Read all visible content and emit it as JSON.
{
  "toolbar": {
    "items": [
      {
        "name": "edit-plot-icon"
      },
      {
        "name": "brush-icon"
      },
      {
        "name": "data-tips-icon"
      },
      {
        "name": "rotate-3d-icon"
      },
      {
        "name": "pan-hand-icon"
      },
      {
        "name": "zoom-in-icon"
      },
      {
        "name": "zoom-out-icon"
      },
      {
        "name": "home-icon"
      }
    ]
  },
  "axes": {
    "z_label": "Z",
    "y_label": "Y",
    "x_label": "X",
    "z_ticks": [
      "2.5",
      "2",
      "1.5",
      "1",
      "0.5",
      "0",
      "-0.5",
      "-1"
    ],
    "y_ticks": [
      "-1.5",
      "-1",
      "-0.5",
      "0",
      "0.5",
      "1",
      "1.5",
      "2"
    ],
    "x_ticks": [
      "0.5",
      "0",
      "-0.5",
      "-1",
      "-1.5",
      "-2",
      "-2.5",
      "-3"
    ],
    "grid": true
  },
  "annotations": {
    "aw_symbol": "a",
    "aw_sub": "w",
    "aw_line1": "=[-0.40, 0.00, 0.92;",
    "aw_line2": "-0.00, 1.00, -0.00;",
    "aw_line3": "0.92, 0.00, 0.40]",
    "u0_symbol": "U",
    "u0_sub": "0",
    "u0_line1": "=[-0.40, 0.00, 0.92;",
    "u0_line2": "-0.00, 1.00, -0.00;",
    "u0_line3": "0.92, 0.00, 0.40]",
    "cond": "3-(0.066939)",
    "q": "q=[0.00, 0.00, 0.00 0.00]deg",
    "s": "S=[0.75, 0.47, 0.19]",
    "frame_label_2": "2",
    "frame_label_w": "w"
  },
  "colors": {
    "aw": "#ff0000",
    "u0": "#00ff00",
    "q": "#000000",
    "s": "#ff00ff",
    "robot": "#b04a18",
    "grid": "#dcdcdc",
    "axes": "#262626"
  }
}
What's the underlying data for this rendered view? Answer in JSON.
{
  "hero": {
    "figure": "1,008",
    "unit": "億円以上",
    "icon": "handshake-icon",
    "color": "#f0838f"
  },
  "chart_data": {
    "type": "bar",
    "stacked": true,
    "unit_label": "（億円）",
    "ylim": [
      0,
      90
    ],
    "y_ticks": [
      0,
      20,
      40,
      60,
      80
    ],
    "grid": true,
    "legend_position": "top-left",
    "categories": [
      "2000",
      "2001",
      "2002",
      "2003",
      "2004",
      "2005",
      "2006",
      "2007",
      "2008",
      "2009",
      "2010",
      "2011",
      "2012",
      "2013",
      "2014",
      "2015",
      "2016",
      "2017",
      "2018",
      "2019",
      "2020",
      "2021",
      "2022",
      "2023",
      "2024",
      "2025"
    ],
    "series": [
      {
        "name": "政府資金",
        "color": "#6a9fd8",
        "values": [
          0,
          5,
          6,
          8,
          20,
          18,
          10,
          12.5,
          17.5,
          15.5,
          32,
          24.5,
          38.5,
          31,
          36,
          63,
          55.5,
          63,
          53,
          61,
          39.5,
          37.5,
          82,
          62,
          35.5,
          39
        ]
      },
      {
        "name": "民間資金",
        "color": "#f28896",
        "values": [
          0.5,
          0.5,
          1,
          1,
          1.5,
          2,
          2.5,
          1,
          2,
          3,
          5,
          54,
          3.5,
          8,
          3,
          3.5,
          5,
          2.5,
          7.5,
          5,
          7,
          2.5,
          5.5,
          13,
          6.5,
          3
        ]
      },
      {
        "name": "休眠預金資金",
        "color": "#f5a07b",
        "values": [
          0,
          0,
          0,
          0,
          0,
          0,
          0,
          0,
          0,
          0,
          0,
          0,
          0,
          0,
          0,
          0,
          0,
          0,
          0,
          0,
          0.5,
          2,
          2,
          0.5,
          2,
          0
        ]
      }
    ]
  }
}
##########
Nothing in the listing may be changed; retype it all exactly.

Task solution
Read all visible content and emit it as JSON.
{
  "toolbar": {
    "items": [
      {
        "name": "edit-plot-icon"
      },
      {
        "name": "brush-icon"
      },
      {
        "name": "data-tips-icon"
      },
      {
        "name": "rotate-3d-icon"
      },
      {
        "name": "pan-hand-icon"
      },
      {
        "name": "zoom-in-icon"
      },
      {
        "name": "zoom-out-icon"
      },
      {
        "name": "home-icon"
      }
    ]
  },
  "axes": {
    "z_label": "Z",
    "y_label": "Y",
    "x_label": "X",
    "z_ticks": [
      "2.5",
      "2",
      "1.5",
      "1",
      "0.5",
      "0",
      "-0.5",
      "-1"
    ],
    "y_ticks": [
      "-1.5",
      "-1",
      "-0.5",
      "0",
      "0.5",
      "1",
      "1.5",
      "2"
    ],
    "x_ticks": [
      "0.5",
      "0",
      "-0.5",
      "-1",
      "-1.5",
      "-2",
      "-2.5",
      "-3"
    ],
    "grid": true
  },
  "annotations": {
    "aw_symbol": "a",
    "aw_sub": "w",
    "aw_line1": "=[-0.40, 0.00, 0.92;",
    "aw_line2": "-0.00, 1.00, -0.00;",
    "aw_line3": "0.92, 0.00, 0.40]",
    "u0_symbol": "U",
    "u0_sub": "0",
    "u0_line1": "=[-0.40, 0.00, 0.92;",
    "u0_line2": "-0.00, 1.00, -0.00;",
    "u0_line3": "0.92, 0.00, 0.40]",
    "cond": "3-(0.066939)",
    "q": "q=[0.00, 0.00, 0.00 0.00]deg",
    "s": "S=[0.75, 0.47, 0.19]",
    "frame_label_2": "2",
    "frame_label_w": "w"
  },
  "colors": {
    "aw": "#ff0000",
    "u0": "#00ff00",
    "q": "#000000",
    "s": "#ff00ff",
    "robot": "#b04a18",
    "grid": "#dcdcdc",
    "axes": "#262626"
  }
}
What's the underlying data for this rendered view? Answer in JSON.
{
  "hero": {
    "figure": "1,008",
    "unit": "億円以上",
    "icon": "handshake-icon",
    "color": "#f0838f"
  },
  "chart_data": {
    "type": "bar",
    "stacked": true,
    "unit_label": "（億円）",
    "ylim": [
      0,
      90
    ],
    "y_ticks": [
      0,
      20,
      40,
      60,
      80
    ],
    "grid": true,
    "legend_position": "top-left",
    "categories": [
      "2000",
      "2001",
      "2002",
      "2003",
      "2004",
      "2005",
      "2006",
      "2007",
      "2008",
      "2009",
      "2010",
      "2011",
      "2012",
      "2013",
      "2014",
      "2015",
      "2016",
      "2017",
      "2018",
      "2019",
      "2020",
      "2021",
      "2022",
      "2023",
      "2024",
      "2025"
    ],
    "series": [
      {
        "name": "政府資金",
        "color": "#6a9fd8",
        "values": [
          0,
          5,
          6,
          8,
          20,
          18,
          10,
          12.5,
          17.5,
          15.5,
          32,
          24.5,
          38.5,
          31,
          36,
          63,
          55.5,
          63,
          53,
          61,
          39.5,
          37.5,
          82,
          62,
          35.5,
          39
        ]
      },
      {
        "name": "民間資金",
        "color": "#f28896",
        "values": [
          0.5,
          0.5,
          1,
          1,
          1.5,
          2,
          2.5,
          1,
          2,
          3,
          5,
          54,
          3.5,
          8,
          3,
          3.5,
          5,
          2.5,
          7.5,
          5,
          7,
          2.5,
          5.5,
          13,
          6.5,
          3
        ]
      },
      {
        "name": "休眠預金資金",
        "color": "#f5a07b",
        "values": [
          0,
          0,
          0,
          0,
          0,
          0,
          0,
          0,
          0,
          0,
          0,
          0,
          0,
          0,
          0,
          0,
          0,
          0,
          0,
          0,
          0.5,
          2,
          2,
          0.5,
          2,
          0
        ]
      }
    ]
  }
}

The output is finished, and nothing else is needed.